--- Data records ---
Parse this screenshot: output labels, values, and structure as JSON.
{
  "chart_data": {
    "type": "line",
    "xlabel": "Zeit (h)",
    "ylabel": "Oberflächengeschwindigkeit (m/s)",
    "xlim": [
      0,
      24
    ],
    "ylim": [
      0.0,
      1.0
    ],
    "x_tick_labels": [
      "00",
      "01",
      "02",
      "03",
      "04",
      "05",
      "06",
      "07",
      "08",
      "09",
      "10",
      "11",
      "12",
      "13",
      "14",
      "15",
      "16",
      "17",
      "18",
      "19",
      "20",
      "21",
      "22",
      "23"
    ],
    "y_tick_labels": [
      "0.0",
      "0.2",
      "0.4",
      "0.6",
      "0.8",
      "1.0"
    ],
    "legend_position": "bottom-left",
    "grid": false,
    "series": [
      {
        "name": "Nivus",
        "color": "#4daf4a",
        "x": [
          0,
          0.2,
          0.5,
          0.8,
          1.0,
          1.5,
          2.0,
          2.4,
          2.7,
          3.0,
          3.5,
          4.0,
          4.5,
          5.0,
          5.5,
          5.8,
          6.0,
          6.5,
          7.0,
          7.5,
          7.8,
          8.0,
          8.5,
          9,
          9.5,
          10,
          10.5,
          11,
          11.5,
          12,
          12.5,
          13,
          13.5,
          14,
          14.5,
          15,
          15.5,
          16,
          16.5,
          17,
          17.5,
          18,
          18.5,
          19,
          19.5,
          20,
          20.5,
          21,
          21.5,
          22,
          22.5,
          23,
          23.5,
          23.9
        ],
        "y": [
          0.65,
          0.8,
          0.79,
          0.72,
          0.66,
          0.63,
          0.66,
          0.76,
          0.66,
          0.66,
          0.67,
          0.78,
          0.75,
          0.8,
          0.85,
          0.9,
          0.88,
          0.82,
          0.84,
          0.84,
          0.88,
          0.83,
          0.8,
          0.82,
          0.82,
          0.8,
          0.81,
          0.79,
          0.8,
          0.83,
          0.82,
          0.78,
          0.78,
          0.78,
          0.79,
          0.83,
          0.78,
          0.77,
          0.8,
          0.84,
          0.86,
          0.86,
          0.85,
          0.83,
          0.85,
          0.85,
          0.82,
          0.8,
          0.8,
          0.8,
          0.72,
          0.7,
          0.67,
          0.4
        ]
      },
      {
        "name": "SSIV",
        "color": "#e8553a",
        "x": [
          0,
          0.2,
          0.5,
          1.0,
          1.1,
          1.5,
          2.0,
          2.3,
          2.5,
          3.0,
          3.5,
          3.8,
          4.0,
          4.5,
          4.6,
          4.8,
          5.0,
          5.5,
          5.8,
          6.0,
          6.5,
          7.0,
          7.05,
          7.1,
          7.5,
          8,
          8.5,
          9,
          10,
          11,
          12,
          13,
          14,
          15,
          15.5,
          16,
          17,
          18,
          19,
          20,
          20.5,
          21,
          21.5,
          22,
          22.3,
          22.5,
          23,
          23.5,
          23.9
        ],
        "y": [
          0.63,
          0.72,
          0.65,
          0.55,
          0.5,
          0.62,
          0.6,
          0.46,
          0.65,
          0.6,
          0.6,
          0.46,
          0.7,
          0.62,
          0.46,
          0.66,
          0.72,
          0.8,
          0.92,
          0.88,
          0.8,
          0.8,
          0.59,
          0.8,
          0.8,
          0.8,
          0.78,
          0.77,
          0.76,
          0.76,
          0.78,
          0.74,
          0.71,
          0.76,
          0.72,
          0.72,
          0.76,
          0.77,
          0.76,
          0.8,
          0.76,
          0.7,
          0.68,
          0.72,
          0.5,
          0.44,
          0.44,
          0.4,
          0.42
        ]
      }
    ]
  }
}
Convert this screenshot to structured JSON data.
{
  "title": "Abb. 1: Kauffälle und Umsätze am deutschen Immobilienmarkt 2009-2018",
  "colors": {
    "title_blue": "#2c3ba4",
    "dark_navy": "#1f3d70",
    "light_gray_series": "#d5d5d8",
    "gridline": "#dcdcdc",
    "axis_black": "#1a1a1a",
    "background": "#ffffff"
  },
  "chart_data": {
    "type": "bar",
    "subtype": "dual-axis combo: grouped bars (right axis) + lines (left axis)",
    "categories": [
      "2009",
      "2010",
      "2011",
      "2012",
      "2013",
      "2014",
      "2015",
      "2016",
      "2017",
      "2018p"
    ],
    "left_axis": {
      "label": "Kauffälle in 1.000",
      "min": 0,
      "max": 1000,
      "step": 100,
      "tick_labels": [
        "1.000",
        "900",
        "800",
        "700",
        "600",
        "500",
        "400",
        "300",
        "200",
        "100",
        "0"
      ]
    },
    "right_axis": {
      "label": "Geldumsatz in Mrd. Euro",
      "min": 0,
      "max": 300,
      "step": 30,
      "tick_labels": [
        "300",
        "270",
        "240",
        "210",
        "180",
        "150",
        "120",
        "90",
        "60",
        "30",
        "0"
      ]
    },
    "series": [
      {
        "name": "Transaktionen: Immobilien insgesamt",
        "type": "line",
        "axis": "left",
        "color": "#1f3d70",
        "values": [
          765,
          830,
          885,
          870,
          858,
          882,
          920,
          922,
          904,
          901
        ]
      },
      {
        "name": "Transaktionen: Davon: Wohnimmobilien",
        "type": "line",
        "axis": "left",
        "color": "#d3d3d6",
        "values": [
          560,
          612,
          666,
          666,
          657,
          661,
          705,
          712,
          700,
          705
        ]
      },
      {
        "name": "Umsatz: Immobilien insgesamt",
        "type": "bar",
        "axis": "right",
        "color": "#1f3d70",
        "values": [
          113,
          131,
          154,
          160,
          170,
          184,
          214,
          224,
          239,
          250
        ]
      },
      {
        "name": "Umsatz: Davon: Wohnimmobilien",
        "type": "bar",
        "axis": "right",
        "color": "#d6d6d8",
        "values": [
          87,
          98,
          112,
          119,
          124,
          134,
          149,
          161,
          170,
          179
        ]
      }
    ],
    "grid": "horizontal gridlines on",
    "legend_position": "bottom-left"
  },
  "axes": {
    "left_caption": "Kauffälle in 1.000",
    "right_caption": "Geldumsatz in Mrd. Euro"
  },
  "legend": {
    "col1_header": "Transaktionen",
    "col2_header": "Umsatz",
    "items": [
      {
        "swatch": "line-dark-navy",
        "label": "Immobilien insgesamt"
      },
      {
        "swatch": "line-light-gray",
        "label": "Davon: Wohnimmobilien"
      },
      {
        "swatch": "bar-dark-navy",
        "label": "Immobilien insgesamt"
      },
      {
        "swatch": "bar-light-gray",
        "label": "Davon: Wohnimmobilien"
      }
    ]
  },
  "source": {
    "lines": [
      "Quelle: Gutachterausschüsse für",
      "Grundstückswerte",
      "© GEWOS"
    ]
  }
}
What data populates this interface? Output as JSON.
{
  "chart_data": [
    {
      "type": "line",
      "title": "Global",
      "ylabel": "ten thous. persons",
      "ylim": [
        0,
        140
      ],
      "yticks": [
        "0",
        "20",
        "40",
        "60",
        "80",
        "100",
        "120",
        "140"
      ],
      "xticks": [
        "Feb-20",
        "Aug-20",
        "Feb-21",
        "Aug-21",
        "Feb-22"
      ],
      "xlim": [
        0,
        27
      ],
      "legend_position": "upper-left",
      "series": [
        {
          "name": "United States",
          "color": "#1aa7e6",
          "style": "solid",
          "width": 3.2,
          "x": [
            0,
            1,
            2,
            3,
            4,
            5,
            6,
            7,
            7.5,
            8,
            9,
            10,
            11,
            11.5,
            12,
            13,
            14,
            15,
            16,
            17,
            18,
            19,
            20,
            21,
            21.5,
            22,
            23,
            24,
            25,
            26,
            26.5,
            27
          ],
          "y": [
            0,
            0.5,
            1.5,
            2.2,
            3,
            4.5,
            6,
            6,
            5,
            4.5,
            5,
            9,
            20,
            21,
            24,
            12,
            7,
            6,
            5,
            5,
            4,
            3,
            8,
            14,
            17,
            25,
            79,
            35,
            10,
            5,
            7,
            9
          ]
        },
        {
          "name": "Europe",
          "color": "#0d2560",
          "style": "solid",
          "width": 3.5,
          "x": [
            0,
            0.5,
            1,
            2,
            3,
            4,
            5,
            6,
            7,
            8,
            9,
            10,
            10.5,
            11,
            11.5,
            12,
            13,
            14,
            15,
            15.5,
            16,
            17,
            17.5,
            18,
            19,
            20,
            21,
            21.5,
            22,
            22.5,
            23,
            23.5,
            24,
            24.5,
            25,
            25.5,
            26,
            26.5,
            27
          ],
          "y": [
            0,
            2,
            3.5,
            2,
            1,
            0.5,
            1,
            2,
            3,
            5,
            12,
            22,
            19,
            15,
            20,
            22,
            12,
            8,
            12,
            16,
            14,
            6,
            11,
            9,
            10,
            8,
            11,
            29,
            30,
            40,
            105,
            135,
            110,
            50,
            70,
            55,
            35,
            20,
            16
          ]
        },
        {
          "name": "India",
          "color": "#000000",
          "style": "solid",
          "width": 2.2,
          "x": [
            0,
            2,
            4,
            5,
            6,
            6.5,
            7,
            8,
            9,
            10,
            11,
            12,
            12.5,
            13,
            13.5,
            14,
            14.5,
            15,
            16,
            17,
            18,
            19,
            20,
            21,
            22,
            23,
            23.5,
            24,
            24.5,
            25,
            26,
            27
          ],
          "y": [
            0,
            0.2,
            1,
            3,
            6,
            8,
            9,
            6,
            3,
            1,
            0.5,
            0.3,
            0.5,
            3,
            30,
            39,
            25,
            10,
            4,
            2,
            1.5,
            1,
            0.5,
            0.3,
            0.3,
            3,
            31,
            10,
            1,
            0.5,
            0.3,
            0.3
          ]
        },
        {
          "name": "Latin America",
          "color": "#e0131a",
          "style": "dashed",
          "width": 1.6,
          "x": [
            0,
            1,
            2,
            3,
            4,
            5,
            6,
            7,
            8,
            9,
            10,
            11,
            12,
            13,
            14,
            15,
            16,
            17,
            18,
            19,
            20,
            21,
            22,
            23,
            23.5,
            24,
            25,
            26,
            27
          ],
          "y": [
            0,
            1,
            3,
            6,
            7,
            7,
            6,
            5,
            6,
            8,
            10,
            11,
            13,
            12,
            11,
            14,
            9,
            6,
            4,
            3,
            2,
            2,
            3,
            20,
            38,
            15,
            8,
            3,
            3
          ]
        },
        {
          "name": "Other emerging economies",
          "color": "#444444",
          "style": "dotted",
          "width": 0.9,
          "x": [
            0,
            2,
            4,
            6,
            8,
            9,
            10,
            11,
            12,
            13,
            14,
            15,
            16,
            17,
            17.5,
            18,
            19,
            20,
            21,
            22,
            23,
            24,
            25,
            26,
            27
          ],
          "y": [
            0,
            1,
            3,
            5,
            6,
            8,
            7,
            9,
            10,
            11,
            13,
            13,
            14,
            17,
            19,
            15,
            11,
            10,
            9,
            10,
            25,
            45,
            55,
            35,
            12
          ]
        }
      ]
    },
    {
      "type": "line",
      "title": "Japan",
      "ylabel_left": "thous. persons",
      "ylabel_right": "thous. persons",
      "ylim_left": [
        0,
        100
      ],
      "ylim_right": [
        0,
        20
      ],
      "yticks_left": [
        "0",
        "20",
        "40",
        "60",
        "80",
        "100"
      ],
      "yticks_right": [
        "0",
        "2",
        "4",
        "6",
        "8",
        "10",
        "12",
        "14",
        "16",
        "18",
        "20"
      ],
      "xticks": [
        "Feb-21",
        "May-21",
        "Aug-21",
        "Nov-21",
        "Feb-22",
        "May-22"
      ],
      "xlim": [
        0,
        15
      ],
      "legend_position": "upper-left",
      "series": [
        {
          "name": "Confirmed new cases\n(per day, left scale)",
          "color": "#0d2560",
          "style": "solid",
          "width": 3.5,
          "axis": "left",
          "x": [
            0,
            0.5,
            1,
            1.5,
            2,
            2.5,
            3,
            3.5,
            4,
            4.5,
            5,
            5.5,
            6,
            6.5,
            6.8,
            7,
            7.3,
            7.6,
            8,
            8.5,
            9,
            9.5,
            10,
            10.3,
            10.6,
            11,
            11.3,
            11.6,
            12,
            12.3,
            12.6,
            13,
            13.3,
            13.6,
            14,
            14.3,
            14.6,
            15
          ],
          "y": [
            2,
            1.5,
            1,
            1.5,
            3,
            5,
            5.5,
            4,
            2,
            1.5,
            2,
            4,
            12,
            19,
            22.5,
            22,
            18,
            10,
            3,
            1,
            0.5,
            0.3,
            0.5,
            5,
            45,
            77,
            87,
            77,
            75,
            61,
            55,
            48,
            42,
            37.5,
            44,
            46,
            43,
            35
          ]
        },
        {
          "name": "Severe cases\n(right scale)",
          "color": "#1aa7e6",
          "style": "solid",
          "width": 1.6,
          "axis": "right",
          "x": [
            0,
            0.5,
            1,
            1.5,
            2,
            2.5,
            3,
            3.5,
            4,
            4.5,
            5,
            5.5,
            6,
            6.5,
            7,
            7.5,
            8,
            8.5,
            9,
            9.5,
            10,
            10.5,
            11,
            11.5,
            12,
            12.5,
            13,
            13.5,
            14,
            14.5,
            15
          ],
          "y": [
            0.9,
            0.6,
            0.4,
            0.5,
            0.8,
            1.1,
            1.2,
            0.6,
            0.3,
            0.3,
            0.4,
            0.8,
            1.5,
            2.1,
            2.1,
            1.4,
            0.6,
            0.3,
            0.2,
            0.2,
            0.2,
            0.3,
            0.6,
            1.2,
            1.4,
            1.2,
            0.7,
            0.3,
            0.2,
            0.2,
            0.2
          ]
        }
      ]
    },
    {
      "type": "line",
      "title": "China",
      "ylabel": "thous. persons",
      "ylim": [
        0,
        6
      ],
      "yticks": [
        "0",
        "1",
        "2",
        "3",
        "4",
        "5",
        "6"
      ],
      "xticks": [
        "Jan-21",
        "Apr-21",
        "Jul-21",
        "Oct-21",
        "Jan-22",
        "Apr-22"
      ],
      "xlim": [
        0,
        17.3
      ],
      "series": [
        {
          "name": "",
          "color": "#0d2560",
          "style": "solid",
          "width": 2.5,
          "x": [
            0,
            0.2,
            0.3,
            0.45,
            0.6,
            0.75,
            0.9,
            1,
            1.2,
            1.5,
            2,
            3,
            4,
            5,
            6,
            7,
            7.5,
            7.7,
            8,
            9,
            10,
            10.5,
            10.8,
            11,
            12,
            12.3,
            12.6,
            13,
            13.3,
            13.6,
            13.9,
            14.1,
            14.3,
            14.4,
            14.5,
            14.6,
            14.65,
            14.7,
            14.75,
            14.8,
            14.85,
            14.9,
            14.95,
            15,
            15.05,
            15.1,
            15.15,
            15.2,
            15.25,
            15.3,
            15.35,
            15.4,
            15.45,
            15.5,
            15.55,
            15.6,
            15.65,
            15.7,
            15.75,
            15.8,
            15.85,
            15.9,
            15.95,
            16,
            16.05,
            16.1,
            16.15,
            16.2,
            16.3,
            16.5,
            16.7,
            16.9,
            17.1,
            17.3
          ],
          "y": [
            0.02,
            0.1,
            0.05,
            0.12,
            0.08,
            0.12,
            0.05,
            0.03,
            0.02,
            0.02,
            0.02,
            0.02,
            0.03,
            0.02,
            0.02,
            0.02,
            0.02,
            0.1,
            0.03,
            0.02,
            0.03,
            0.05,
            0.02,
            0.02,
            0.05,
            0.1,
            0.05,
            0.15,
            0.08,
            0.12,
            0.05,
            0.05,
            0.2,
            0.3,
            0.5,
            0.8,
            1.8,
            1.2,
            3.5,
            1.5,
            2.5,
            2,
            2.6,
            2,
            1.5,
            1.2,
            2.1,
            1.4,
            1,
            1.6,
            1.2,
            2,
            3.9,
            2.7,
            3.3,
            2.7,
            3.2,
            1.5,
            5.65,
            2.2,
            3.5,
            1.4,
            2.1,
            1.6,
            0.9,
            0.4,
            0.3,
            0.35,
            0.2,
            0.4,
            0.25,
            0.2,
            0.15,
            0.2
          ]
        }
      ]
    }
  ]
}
---
Copy each line that holds the word "thous".

▶ **Task output**:
      "ylabel": "ten thous. persons",
      "ylabel_left": "thous. persons",
      "ylabel_right": "thous. persons",
      "ylabel": "thous. persons",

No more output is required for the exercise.